Figure dataset records:
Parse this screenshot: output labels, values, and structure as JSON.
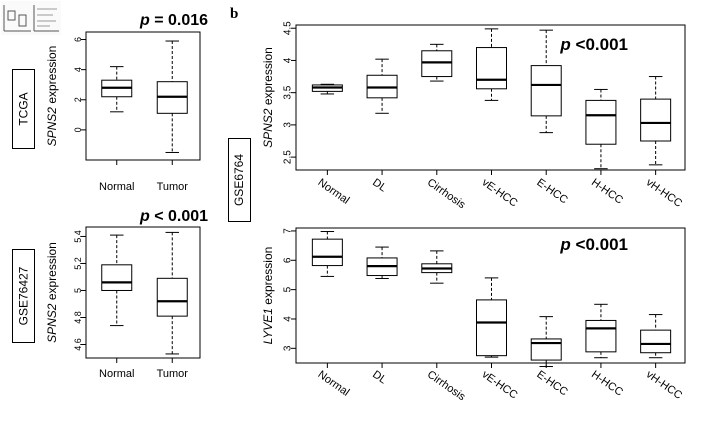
{
  "panel_b_label": "b",
  "dataset_labels": {
    "tcga": "TCGA",
    "gse76427": "GSE76427",
    "gse6764": "GSE6764"
  },
  "chart_data": [
    {
      "id": "tcga",
      "type": "box",
      "pvalue": {
        "p": "p",
        "rest": " = 0.016"
      },
      "ylabel": {
        "gene": "SPNS2",
        "rest": " expression"
      },
      "yticks": [
        0,
        2,
        4,
        6
      ],
      "ylim": [
        -2,
        6.5
      ],
      "categories": [
        "Normal",
        "Tumor"
      ],
      "boxes": [
        {
          "min": 1.2,
          "q1": 2.2,
          "median": 2.8,
          "q3": 3.3,
          "max": 4.2
        },
        {
          "min": -1.5,
          "q1": 1.1,
          "median": 2.2,
          "q3": 3.2,
          "max": 5.9
        }
      ]
    },
    {
      "id": "gse76427",
      "type": "box",
      "pvalue": {
        "p": "p",
        "rest": " < 0.001"
      },
      "ylabel": {
        "gene": "SPNS2",
        "rest": " expression"
      },
      "yticks": [
        4.6,
        4.8,
        5,
        5.2,
        5.4
      ],
      "ylim": [
        4.5,
        5.47
      ],
      "categories": [
        "Normal",
        "Tumor"
      ],
      "boxes": [
        {
          "min": 4.74,
          "q1": 5.0,
          "median": 5.06,
          "q3": 5.19,
          "max": 5.41
        },
        {
          "min": 4.53,
          "q1": 4.81,
          "median": 4.92,
          "q3": 5.09,
          "max": 5.43
        }
      ]
    },
    {
      "id": "gse6764_spns2",
      "type": "box",
      "pvalue": {
        "p": "p",
        "rest": " <0.001"
      },
      "ylabel": {
        "gene": "SPNS2",
        "rest": " expression"
      },
      "yticks": [
        2.5,
        3,
        3.5,
        4,
        4.5
      ],
      "ylim": [
        2.3,
        4.55
      ],
      "categories": [
        "Normal",
        "DL",
        "Cirrhosis",
        "vE-HCC",
        "E-HCC",
        "H-HCC",
        "vH-HCC"
      ],
      "boxes": [
        {
          "min": 3.48,
          "q1": 3.52,
          "median": 3.58,
          "q3": 3.62,
          "max": 3.63
        },
        {
          "min": 3.18,
          "q1": 3.42,
          "median": 3.58,
          "q3": 3.77,
          "max": 4.02
        },
        {
          "min": 3.68,
          "q1": 3.75,
          "median": 3.97,
          "q3": 4.15,
          "max": 4.25
        },
        {
          "min": 3.38,
          "q1": 3.56,
          "median": 3.7,
          "q3": 4.2,
          "max": 4.49
        },
        {
          "min": 2.88,
          "q1": 3.14,
          "median": 3.62,
          "q3": 3.92,
          "max": 4.47
        },
        {
          "min": 2.32,
          "q1": 2.7,
          "median": 3.15,
          "q3": 3.38,
          "max": 3.55
        },
        {
          "min": 2.38,
          "q1": 2.75,
          "median": 3.03,
          "q3": 3.4,
          "max": 3.75
        }
      ]
    },
    {
      "id": "gse6764_lyve1",
      "type": "box",
      "pvalue": {
        "p": "p",
        "rest": " <0.001"
      },
      "ylabel": {
        "gene": "LYVE1",
        "rest": " expression"
      },
      "yticks": [
        3,
        4,
        5,
        6,
        7
      ],
      "ylim": [
        2.5,
        7.1
      ],
      "categories": [
        "Normal",
        "DL",
        "Cirrhosis",
        "vE-HCC",
        "E-HCC",
        "H-HCC",
        "vH-HCC"
      ],
      "boxes": [
        {
          "min": 5.45,
          "q1": 5.82,
          "median": 6.12,
          "q3": 6.72,
          "max": 6.98
        },
        {
          "min": 5.38,
          "q1": 5.48,
          "median": 5.8,
          "q3": 6.08,
          "max": 6.45
        },
        {
          "min": 5.22,
          "q1": 5.58,
          "median": 5.72,
          "q3": 5.88,
          "max": 6.32
        },
        {
          "min": 2.7,
          "q1": 2.75,
          "median": 3.88,
          "q3": 4.65,
          "max": 5.4
        },
        {
          "min": 2.38,
          "q1": 2.6,
          "median": 3.18,
          "q3": 3.32,
          "max": 4.08
        },
        {
          "min": 2.68,
          "q1": 2.88,
          "median": 3.68,
          "q3": 3.95,
          "max": 4.5
        },
        {
          "min": 2.68,
          "q1": 2.85,
          "median": 3.15,
          "q3": 3.62,
          "max": 4.15
        }
      ]
    }
  ]
}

> _Required work_
Please output the records exactly, leaving the pictures out.

> _Finished exercise_
Parse this screenshot: output labels, values, and structure as JSON.
{
  "panel_b_label": "b",
  "dataset_labels": {
    "tcga": "TCGA",
    "gse76427": "GSE76427",
    "gse6764": "GSE6764"
  },
  "chart_data": [
    {
      "id": "tcga",
      "type": "box",
      "pvalue": {
        "p": "p",
        "rest": " = 0.016"
      },
      "ylabel": {
        "gene": "SPNS2",
        "rest": " expression"
      },
      "yticks": [
        0,
        2,
        4,
        6
      ],
      "ylim": [
        -2,
        6.5
      ],
      "categories": [
        "Normal",
        "Tumor"
      ],
      "boxes": [
        {
          "min": 1.2,
          "q1": 2.2,
          "median": 2.8,
          "q3": 3.3,
          "max": 4.2
        },
        {
          "min": -1.5,
          "q1": 1.1,
          "median": 2.2,
          "q3": 3.2,
          "max": 5.9
        }
      ]
    },
    {
      "id": "gse76427",
      "type": "box",
      "pvalue": {
        "p": "p",
        "rest": " < 0.001"
      },
      "ylabel": {
        "gene": "SPNS2",
        "rest": " expression"
      },
      "yticks": [
        4.6,
        4.8,
        5,
        5.2,
        5.4
      ],
      "ylim": [
        4.5,
        5.47
      ],
      "categories": [
        "Normal",
        "Tumor"
      ],
      "boxes": [
        {
          "min": 4.74,
          "q1": 5.0,
          "median": 5.06,
          "q3": 5.19,
          "max": 5.41
        },
        {
          "min": 4.53,
          "q1": 4.81,
          "median": 4.92,
          "q3": 5.09,
          "max": 5.43
        }
      ]
    },
    {
      "id": "gse6764_spns2",
      "type": "box",
      "pvalue": {
        "p": "p",
        "rest": " <0.001"
      },
      "ylabel": {
        "gene": "SPNS2",
        "rest": " expression"
      },
      "yticks": [
        2.5,
        3,
        3.5,
        4,
        4.5
      ],
      "ylim": [
        2.3,
        4.55
      ],
      "categories": [
        "Normal",
        "DL",
        "Cirrhosis",
        "vE-HCC",
        "E-HCC",
        "H-HCC",
        "vH-HCC"
      ],
      "boxes": [
        {
          "min": 3.48,
          "q1": 3.52,
          "median": 3.58,
          "q3": 3.62,
          "max": 3.63
        },
        {
          "min": 3.18,
          "q1": 3.42,
          "median": 3.58,
          "q3": 3.77,
          "max": 4.02
        },
        {
          "min": 3.68,
          "q1": 3.75,
          "median": 3.97,
          "q3": 4.15,
          "max": 4.25
        },
        {
          "min": 3.38,
          "q1": 3.56,
          "median": 3.7,
          "q3": 4.2,
          "max": 4.49
        },
        {
          "min": 2.88,
          "q1": 3.14,
          "median": 3.62,
          "q3": 3.92,
          "max": 4.47
        },
        {
          "min": 2.32,
          "q1": 2.7,
          "median": 3.15,
          "q3": 3.38,
          "max": 3.55
        },
        {
          "min": 2.38,
          "q1": 2.75,
          "median": 3.03,
          "q3": 3.4,
          "max": 3.75
        }
      ]
    },
    {
      "id": "gse6764_lyve1",
      "type": "box",
      "pvalue": {
        "p": "p",
        "rest": " <0.001"
      },
      "ylabel": {
        "gene": "LYVE1",
        "rest": " expression"
      },
      "yticks": [
        3,
        4,
        5,
        6,
        7
      ],
      "ylim": [
        2.5,
        7.1
      ],
      "categories": [
        "Normal",
        "DL",
        "Cirrhosis",
        "vE-HCC",
        "E-HCC",
        "H-HCC",
        "vH-HCC"
      ],
      "boxes": [
        {
          "min": 5.45,
          "q1": 5.82,
          "median": 6.12,
          "q3": 6.72,
          "max": 6.98
        },
        {
          "min": 5.38,
          "q1": 5.48,
          "median": 5.8,
          "q3": 6.08,
          "max": 6.45
        },
        {
          "min": 5.22,
          "q1": 5.58,
          "median": 5.72,
          "q3": 5.88,
          "max": 6.32
        },
        {
          "min": 2.7,
          "q1": 2.75,
          "median": 3.88,
          "q3": 4.65,
          "max": 5.4
        },
        {
          "min": 2.38,
          "q1": 2.6,
          "median": 3.18,
          "q3": 3.32,
          "max": 4.08
        },
        {
          "min": 2.68,
          "q1": 2.88,
          "median": 3.68,
          "q3": 3.95,
          "max": 4.5
        },
        {
          "min": 2.68,
          "q1": 2.85,
          "median": 3.15,
          "q3": 3.62,
          "max": 4.15
        }
      ]
    }
  ]
}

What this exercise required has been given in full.